»»
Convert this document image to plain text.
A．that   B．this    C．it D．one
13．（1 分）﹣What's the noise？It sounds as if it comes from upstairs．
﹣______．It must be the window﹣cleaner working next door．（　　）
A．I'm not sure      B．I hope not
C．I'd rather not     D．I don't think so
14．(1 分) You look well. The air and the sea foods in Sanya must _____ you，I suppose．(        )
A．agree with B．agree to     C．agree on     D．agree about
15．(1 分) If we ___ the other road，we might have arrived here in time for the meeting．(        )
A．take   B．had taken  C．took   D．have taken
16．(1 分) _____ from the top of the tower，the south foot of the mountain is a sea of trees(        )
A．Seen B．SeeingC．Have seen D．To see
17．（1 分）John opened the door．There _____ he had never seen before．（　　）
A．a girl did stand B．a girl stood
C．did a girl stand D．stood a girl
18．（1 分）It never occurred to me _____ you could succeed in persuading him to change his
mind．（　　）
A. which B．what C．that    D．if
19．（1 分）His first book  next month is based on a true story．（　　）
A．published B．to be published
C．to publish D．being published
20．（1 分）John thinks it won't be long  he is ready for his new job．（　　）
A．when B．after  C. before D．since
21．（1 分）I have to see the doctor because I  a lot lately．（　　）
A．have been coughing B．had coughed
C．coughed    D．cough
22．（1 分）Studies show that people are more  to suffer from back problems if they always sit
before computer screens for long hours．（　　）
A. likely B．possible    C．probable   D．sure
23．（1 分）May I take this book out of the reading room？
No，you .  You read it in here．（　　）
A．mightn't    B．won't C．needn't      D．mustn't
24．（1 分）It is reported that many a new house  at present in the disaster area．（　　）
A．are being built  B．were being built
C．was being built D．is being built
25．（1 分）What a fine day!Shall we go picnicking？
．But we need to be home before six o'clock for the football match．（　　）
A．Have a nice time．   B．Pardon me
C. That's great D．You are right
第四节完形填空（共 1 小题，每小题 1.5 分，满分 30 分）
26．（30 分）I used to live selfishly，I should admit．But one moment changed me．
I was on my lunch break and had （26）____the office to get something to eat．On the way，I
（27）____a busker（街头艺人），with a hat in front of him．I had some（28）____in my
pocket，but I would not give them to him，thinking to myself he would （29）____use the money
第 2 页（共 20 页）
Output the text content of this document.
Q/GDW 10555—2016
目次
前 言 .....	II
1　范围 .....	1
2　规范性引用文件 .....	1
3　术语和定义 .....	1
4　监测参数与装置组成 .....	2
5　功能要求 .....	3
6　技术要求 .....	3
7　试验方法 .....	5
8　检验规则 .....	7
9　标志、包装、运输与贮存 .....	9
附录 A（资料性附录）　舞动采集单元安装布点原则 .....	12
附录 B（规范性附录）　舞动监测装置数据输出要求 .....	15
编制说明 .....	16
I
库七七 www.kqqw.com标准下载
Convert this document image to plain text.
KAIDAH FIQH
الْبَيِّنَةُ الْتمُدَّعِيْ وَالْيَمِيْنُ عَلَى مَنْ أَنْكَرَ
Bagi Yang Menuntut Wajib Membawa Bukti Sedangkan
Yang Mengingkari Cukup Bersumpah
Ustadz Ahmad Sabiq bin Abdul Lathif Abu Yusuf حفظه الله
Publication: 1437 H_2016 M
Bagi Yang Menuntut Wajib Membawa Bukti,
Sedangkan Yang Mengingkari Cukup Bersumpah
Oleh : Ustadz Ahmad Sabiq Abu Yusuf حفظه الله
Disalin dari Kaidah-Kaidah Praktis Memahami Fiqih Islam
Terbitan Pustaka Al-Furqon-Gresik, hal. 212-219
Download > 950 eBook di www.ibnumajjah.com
««
→ **What you have to do**
Copy out the whole listing, exactly as written.

→ **Problem solution**
Convert this document image to plain text.
A．that   B．this    C．it D．one
13．（1 分）﹣What's the noise？It sounds as if it comes from upstairs．
﹣______．It must be the window﹣cleaner working next door．（　　）
A．I'm not sure      B．I hope not
C．I'd rather not     D．I don't think so
14．(1 分) You look well. The air and the sea foods in Sanya must _____ you，I suppose．(        )
A．agree with B．agree to     C．agree on     D．agree about
15．(1 分) If we ___ the other road，we might have arrived here in time for the meeting．(        )
A．take   B．had taken  C．took   D．have taken
16．(1 分) _____ from the top of the tower，the south foot of the mountain is a sea of trees(        )
A．Seen B．SeeingC．Have seen D．To see
17．（1 分）John opened the door．There _____ he had never seen before．（　　）
A．a girl did stand B．a girl stood
C．did a girl stand D．stood a girl
18．（1 分）It never occurred to me _____ you could succeed in persuading him to change his
mind．（　　）
A. which B．what C．that    D．if
19．（1 分）His first book  next month is based on a true story．（　　）
A．published B．to be published
C．to publish D．being published
20．（1 分）John thinks it won't be long  he is ready for his new job．（　　）
A．when B．after  C. before D．since
21．（1 分）I have to see the doctor because I  a lot lately．（　　）
A．have been coughing B．had coughed
C．coughed    D．cough
22．（1 分）Studies show that people are more  to suffer from back problems if they always sit
before computer screens for long hours．（　　）
A. likely B．possible    C．probable   D．sure
23．（1 分）May I take this book out of the reading room？
No，you .  You read it in here．（　　）
A．mightn't    B．won't C．needn't      D．mustn't
24．（1 分）It is reported that many a new house  at present in the disaster area．（　　）
A．are being built  B．were being built
C．was being built D．is being built
25．（1 分）What a fine day!Shall we go picnicking？
．But we need to be home before six o'clock for the football match．（　　）
A．Have a nice time．   B．Pardon me
C. That's great D．You are right
第四节完形填空（共 1 小题，每小题 1.5 分，满分 30 分）
26．（30 分）I used to live selfishly，I should admit．But one moment changed me．
I was on my lunch break and had （26）____the office to get something to eat．On the way，I
（27）____a busker（街头艺人），with a hat in front of him．I had some（28）____in my
pocket，but I would not give them to him，thinking to myself he would （29）____use the money
第 2 页（共 20 页）
Output the text content of this document.
Q/GDW 10555—2016
目次
前 言 .....	II
1　范围 .....	1
2　规范性引用文件 .....	1
3　术语和定义 .....	1
4　监测参数与装置组成 .....	2
5　功能要求 .....	3
6　技术要求 .....	3
7　试验方法 .....	5
8　检验规则 .....	7
9　标志、包装、运输与贮存 .....	9
附录 A（资料性附录）　舞动采集单元安装布点原则 .....	12
附录 B（规范性附录）　舞动监测装置数据输出要求 .....	15
编制说明 .....	16
I
库七七 www.kqqw.com标准下载
Convert this document image to plain text.
KAIDAH FIQH
الْبَيِّنَةُ الْتمُدَّعِيْ وَالْيَمِيْنُ عَلَى مَنْ أَنْكَرَ
Bagi Yang Menuntut Wajib Membawa Bukti Sedangkan
Yang Mengingkari Cukup Bersumpah
Ustadz Ahmad Sabiq bin Abdul Lathif Abu Yusuf حفظه الله
Publication: 1437 H_2016 M
Bagi Yang Menuntut Wajib Membawa Bukti,
Sedangkan Yang Mengingkari Cukup Bersumpah
Oleh : Ustadz Ahmad Sabiq Abu Yusuf حفظه الله
Disalin dari Kaidah-Kaidah Praktis Memahami Fiqih Islam
Terbitan Pustaka Al-Furqon-Gresik, hal. 212-219
Download > 950 eBook di www.ibnumajjah.com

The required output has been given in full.